Identify every line containing the word "this" and reproduce each one.

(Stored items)
-=-=-=-=-

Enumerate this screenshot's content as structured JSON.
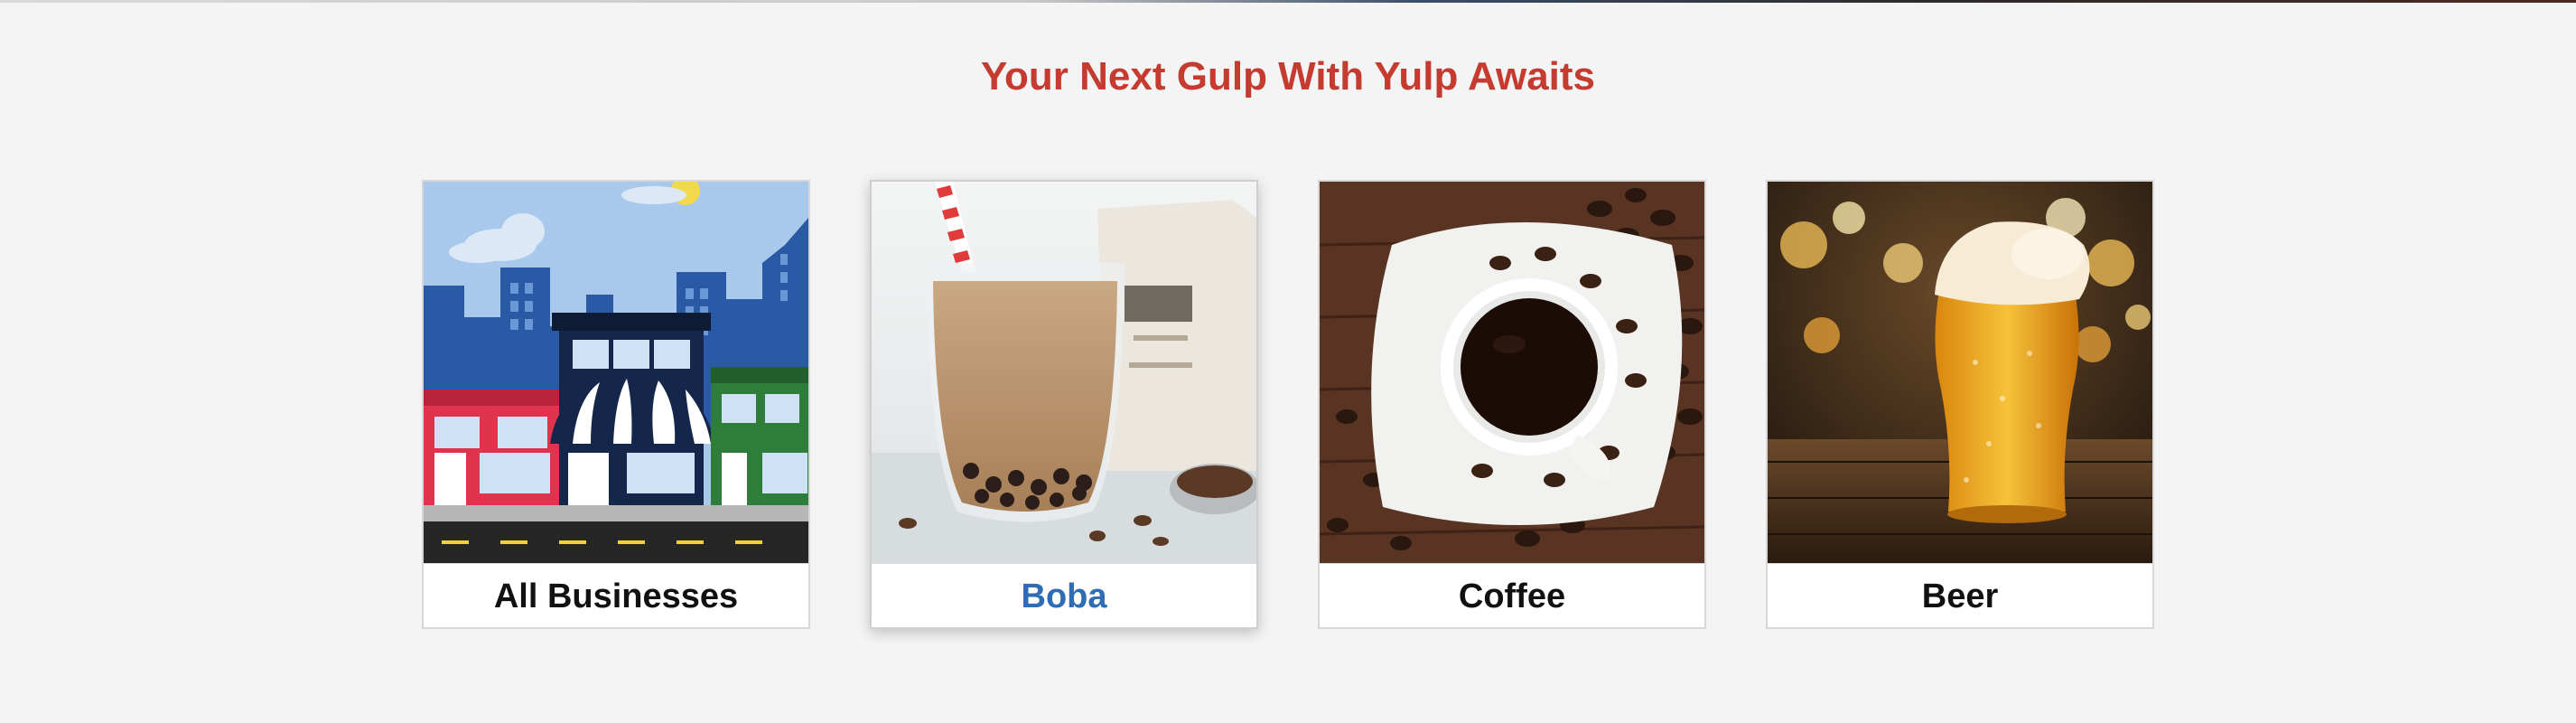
{
  "page": {
    "title": "Your Next Gulp With Yulp Awaits"
  },
  "categories": [
    {
      "label": "All Businesses",
      "image": "storefront-illustration",
      "selected": false
    },
    {
      "label": "Boba",
      "image": "boba-drink-photo",
      "selected": true
    },
    {
      "label": "Coffee",
      "image": "coffee-cup-photo",
      "selected": false
    },
    {
      "label": "Beer",
      "image": "beer-glass-photo",
      "selected": false
    }
  ],
  "colors": {
    "title": "#c53b30",
    "selected_label": "#2f6db2",
    "label": "#111111",
    "background": "#f4f4f4"
  }
}
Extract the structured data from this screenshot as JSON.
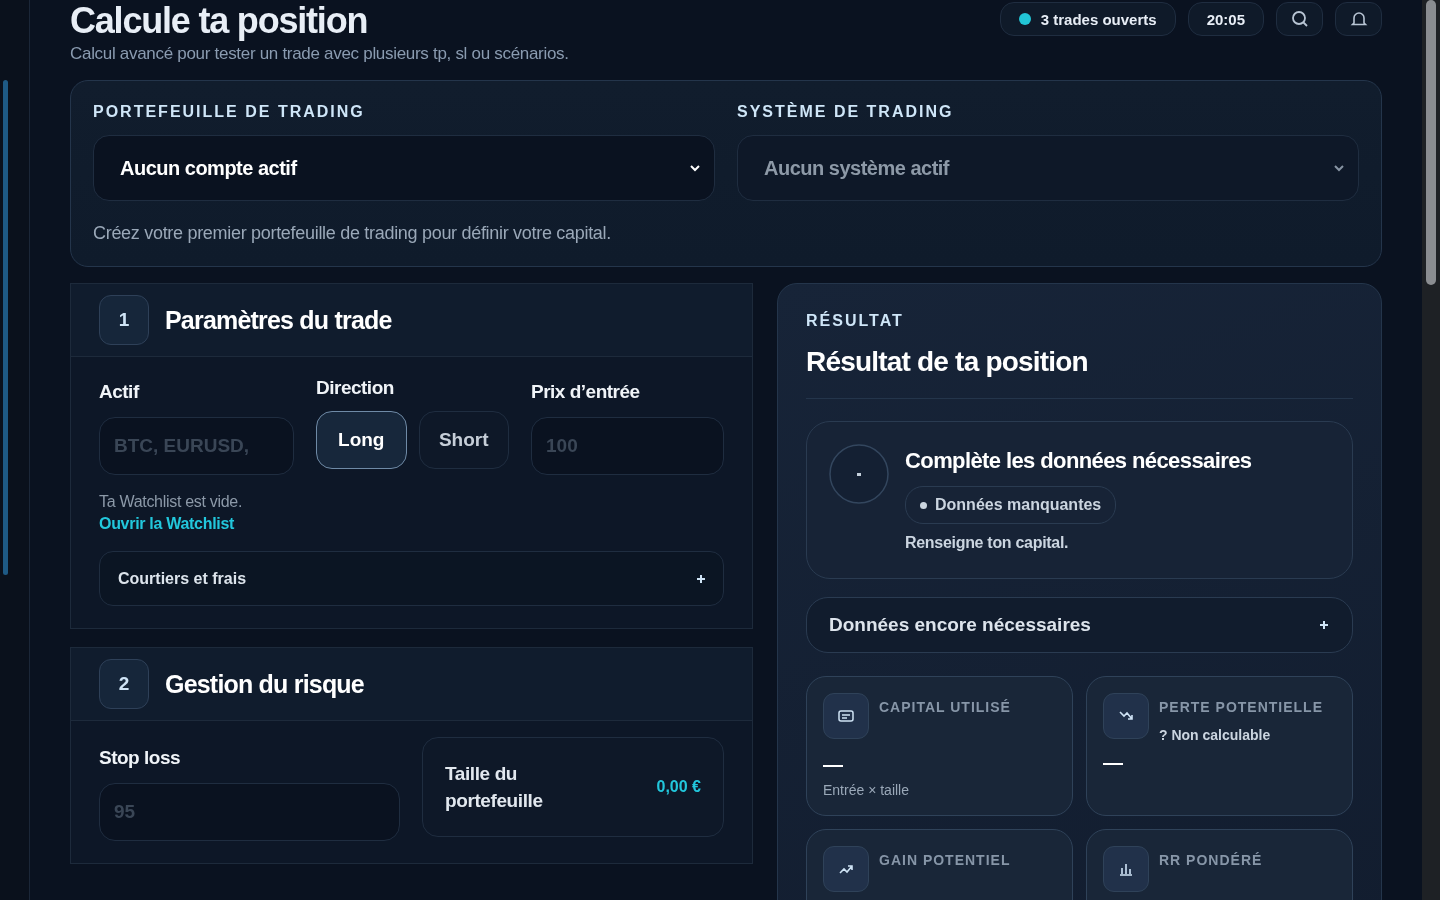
{
  "header": {
    "title": "Calcule ta position",
    "subtitle": "Calcul avancé pour tester un trade avec plusieurs tp, sl ou scénarios.",
    "open_trades": {
      "label": "3 trades ouverts",
      "color": "#22c5d6"
    },
    "time": "20:05"
  },
  "portfolio": {
    "fields": [
      {
        "label": "PORTEFEUILLE DE TRADING",
        "value": "Aucun compte actif",
        "disabled": false
      },
      {
        "label": "SYSTÈME DE TRADING",
        "value": "Aucun système actif",
        "disabled": true
      }
    ],
    "hint": "Créez votre premier portefeuille de trading pour définir votre capital."
  },
  "params": {
    "number": "1",
    "title": "Paramètres du trade",
    "asset": {
      "label": "Actif",
      "placeholder": "BTC, EURUSD,"
    },
    "direction": {
      "label": "Direction",
      "options": [
        {
          "label": "Long",
          "selected": true
        },
        {
          "label": "Short",
          "selected": false
        }
      ]
    },
    "entry": {
      "label": "Prix d’entrée",
      "placeholder": "100"
    },
    "watchlist_note": "Ta Watchlist est vide.",
    "watchlist_link": "Ouvrir la Watchlist",
    "brokers": {
      "label": "Courtiers et frais",
      "expanded": false
    }
  },
  "risk": {
    "number": "2",
    "title": "Gestion du risque",
    "stop_loss": {
      "label": "Stop loss",
      "placeholder": "95"
    },
    "portfolio_size": {
      "label": "Taille du portefeuille",
      "value": "0,00 €"
    }
  },
  "result": {
    "eyebrow": "RÉSULTAT",
    "title": "Résultat de ta position",
    "status": {
      "title": "Complète les données nécessaires",
      "badge": "Données manquantes",
      "message": "Renseigne ton capital."
    },
    "needed": {
      "label": "Données encore nécessaires",
      "expanded": false
    },
    "stats": [
      {
        "label": "CAPITAL UTILISÉ",
        "value": "—",
        "caption": "Entrée × taille"
      },
      {
        "label": "PERTE POTENTIELLE",
        "note": "? Non calculable",
        "value": "—"
      },
      {
        "label": "GAIN POTENTIEL"
      },
      {
        "label": "RR PONDÉRÉ"
      }
    ]
  }
}
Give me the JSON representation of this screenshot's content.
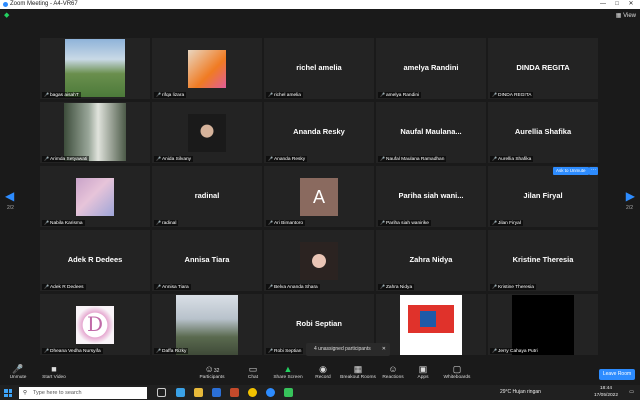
{
  "window": {
    "title": "Zoom Meeting - A4-VR67",
    "minimize": "—",
    "maximize": "□",
    "close": "✕"
  },
  "top": {
    "view_label": "View"
  },
  "nav": {
    "left_page": "2/2",
    "right_page": "2/2"
  },
  "tiles": [
    {
      "row": 0,
      "col": 0,
      "name": "",
      "label": "bagas aisahT",
      "type": "photo",
      "photo": "sports-field"
    },
    {
      "row": 0,
      "col": 1,
      "name": "",
      "label": "rifqa lizara",
      "type": "photo",
      "photo": "girl-orange"
    },
    {
      "row": 0,
      "col": 2,
      "name": "richel amelia",
      "label": "richel amelia",
      "type": "name"
    },
    {
      "row": 0,
      "col": 3,
      "name": "amelya Randini",
      "label": "amelya Randini",
      "type": "name"
    },
    {
      "row": 0,
      "col": 4,
      "name": "DINDA REGITA",
      "label": "DINDA REGITA",
      "type": "name"
    },
    {
      "row": 1,
      "col": 0,
      "name": "",
      "label": "Arimda Setyawati",
      "type": "photo",
      "photo": "stairs"
    },
    {
      "row": 1,
      "col": 1,
      "name": "",
      "label": "Anida Silvany",
      "type": "photo",
      "photo": "hijab"
    },
    {
      "row": 1,
      "col": 2,
      "name": "Ananda Resky",
      "label": "Ananda Resky",
      "type": "name"
    },
    {
      "row": 1,
      "col": 3,
      "name": "Naufal  Maulana...",
      "label": "Naufal Maulana Ramadhan",
      "type": "name"
    },
    {
      "row": 1,
      "col": 4,
      "name": "Aurellia Shafika",
      "label": "Aurellia Shafika",
      "type": "name"
    },
    {
      "row": 2,
      "col": 0,
      "name": "",
      "label": "Nabila Karisma",
      "type": "photo",
      "photo": "pink-sky"
    },
    {
      "row": 2,
      "col": 1,
      "name": "radinal",
      "label": "radinal",
      "type": "name"
    },
    {
      "row": 2,
      "col": 2,
      "name": "",
      "label": "Ari Bimantoro",
      "type": "avatar",
      "initial": "A"
    },
    {
      "row": 2,
      "col": 3,
      "name": "Pariha siah wani...",
      "label": "Pariha siah wanirike",
      "type": "name"
    },
    {
      "row": 2,
      "col": 4,
      "name": "Jilan Firyal",
      "label": "Jilan Firyal",
      "type": "name"
    },
    {
      "row": 3,
      "col": 0,
      "name": "Adek R Dedees",
      "label": "Adek R Dedees",
      "type": "name"
    },
    {
      "row": 3,
      "col": 1,
      "name": "Annisa Tiara",
      "label": "Annisa Tiara",
      "type": "name"
    },
    {
      "row": 3,
      "col": 2,
      "name": "",
      "label": "Belva Ananda Shara",
      "type": "photo",
      "photo": "flower-girl"
    },
    {
      "row": 3,
      "col": 3,
      "name": "Zahra Nidya",
      "label": "Zahra Nidya",
      "type": "name"
    },
    {
      "row": 3,
      "col": 4,
      "name": "Kristine Theresia",
      "label": "Kristine Theresia",
      "type": "name"
    },
    {
      "row": 4,
      "col": 0,
      "name": "",
      "label": "Dheana Vedha Nursyifa",
      "type": "photo",
      "photo": "letter-d"
    },
    {
      "row": 4,
      "col": 1,
      "name": "",
      "label": "Daffa Rizky",
      "type": "photo",
      "photo": "two-men"
    },
    {
      "row": 4,
      "col": 2,
      "name": "Robi Septian",
      "label": "Robi Septian",
      "type": "name"
    },
    {
      "row": 4,
      "col": 3,
      "name": "",
      "label": "",
      "type": "photo",
      "photo": "logo"
    },
    {
      "row": 4,
      "col": 4,
      "name": "",
      "label": "Jerry Cahaya Putri",
      "type": "photo",
      "photo": "black"
    }
  ],
  "overlay": {
    "unassigned": "4 unassigned participants",
    "ask_unmute": "Ask to Unmute",
    "ask_more": "···"
  },
  "toolbar": {
    "unmute": "Unmute",
    "start_video": "Start Video",
    "participants": "Participants",
    "participants_count": "32",
    "chat": "Chat",
    "share_screen": "Share Screen",
    "record": "Record",
    "breakout": "Breakout Rooms",
    "reactions": "Reactions",
    "apps": "Apps",
    "whiteboards": "Whiteboards",
    "leave": "Leave Room"
  },
  "taskbar": {
    "search_placeholder": "Type here to search",
    "weather": "29°C  Hujan ringan",
    "time": "18:44",
    "date": "17/05/2022"
  },
  "colors": {
    "accent": "#2d8cff",
    "tile_bg": "#232323",
    "mute_red": "#e02828",
    "share_green": "#23d160"
  }
}
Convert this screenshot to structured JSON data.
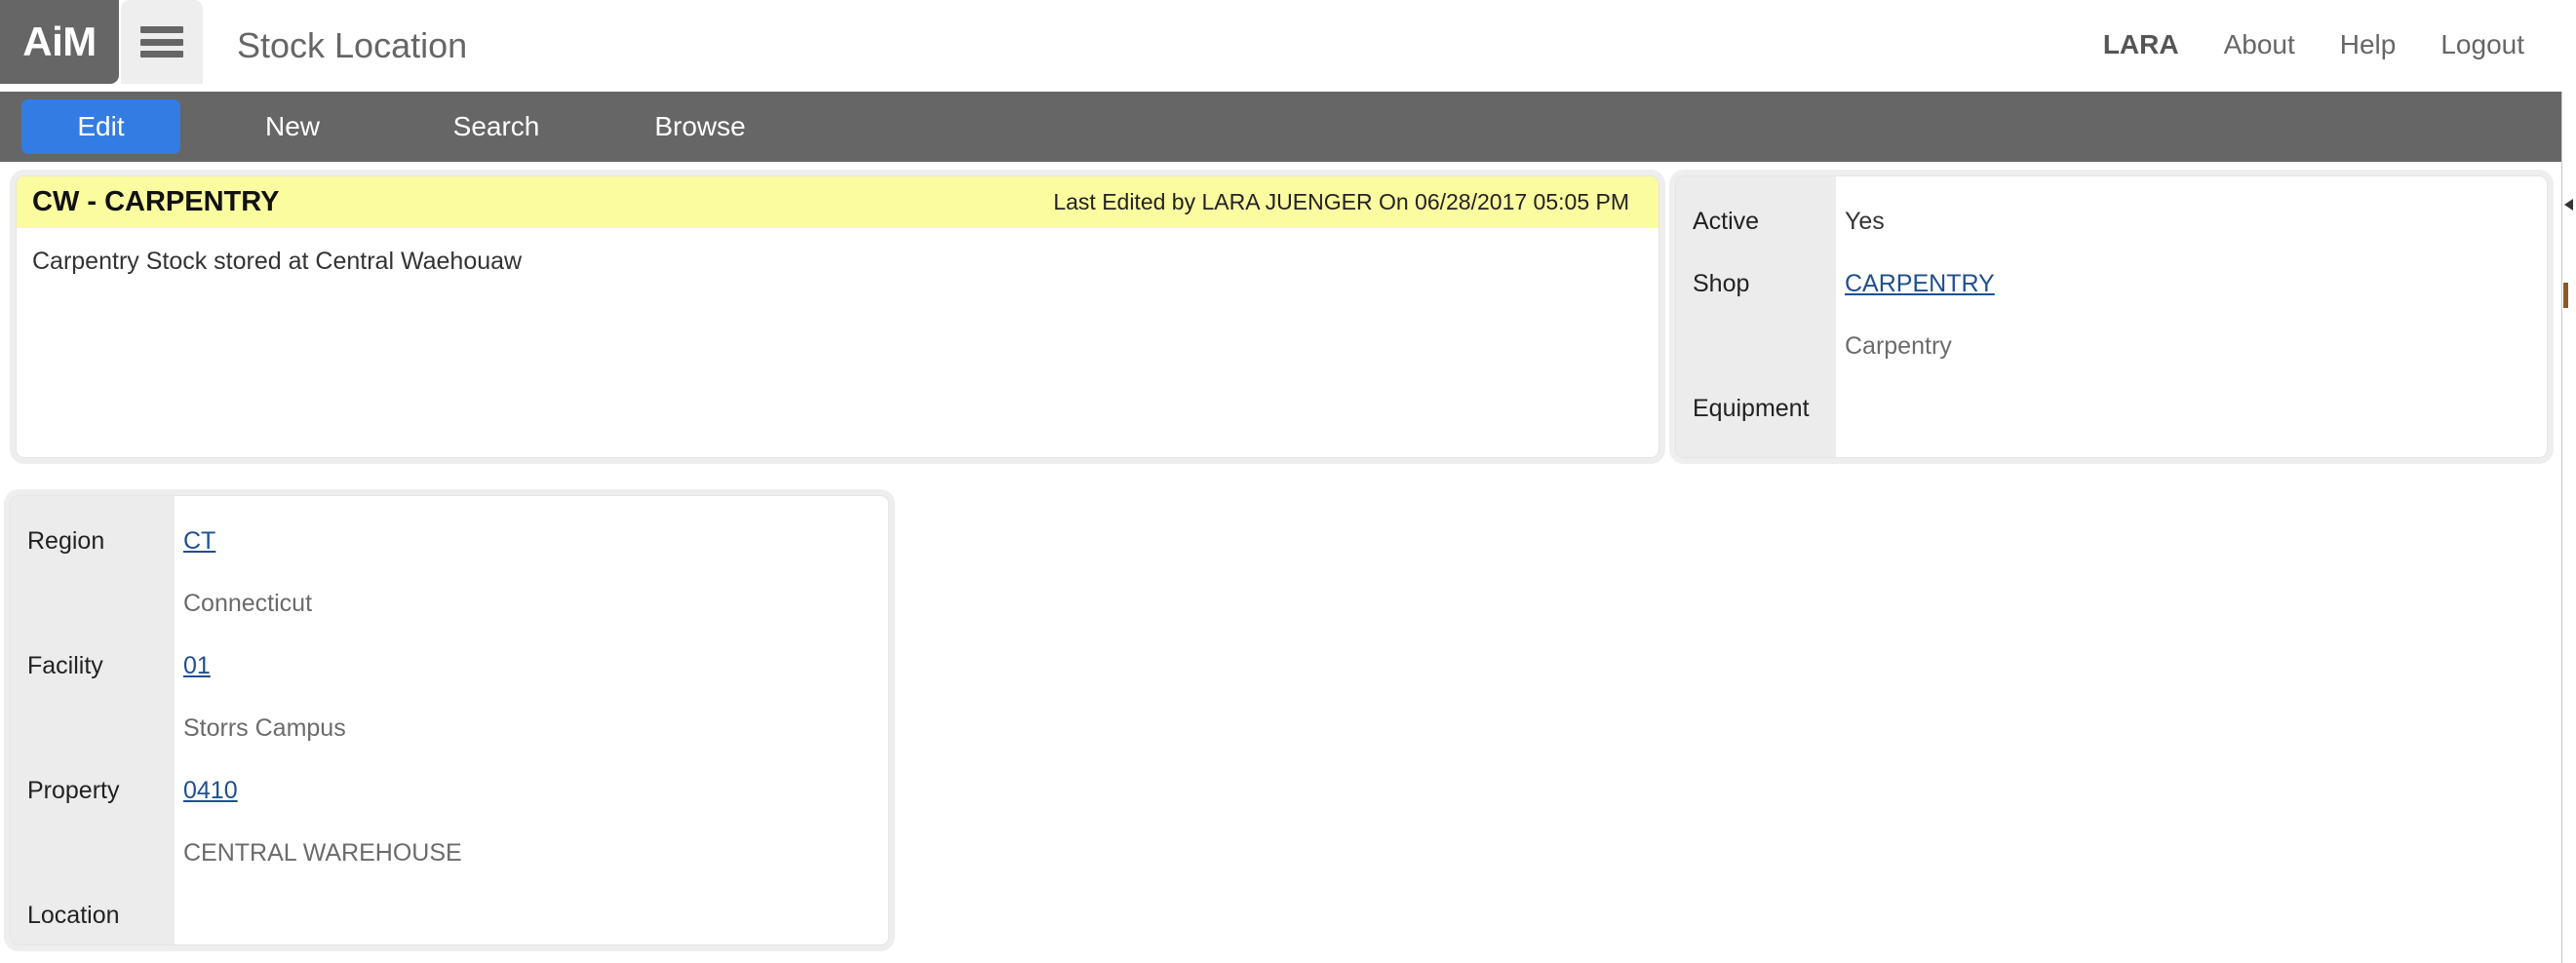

-=-=-=-=-

## Response
Enumerate this screenshot's content as structured JSON.
Extract the structured data from this screenshot as JSON.
Give me the JSON representation of this screenshot's content.
Convert this screenshot to structured JSON data.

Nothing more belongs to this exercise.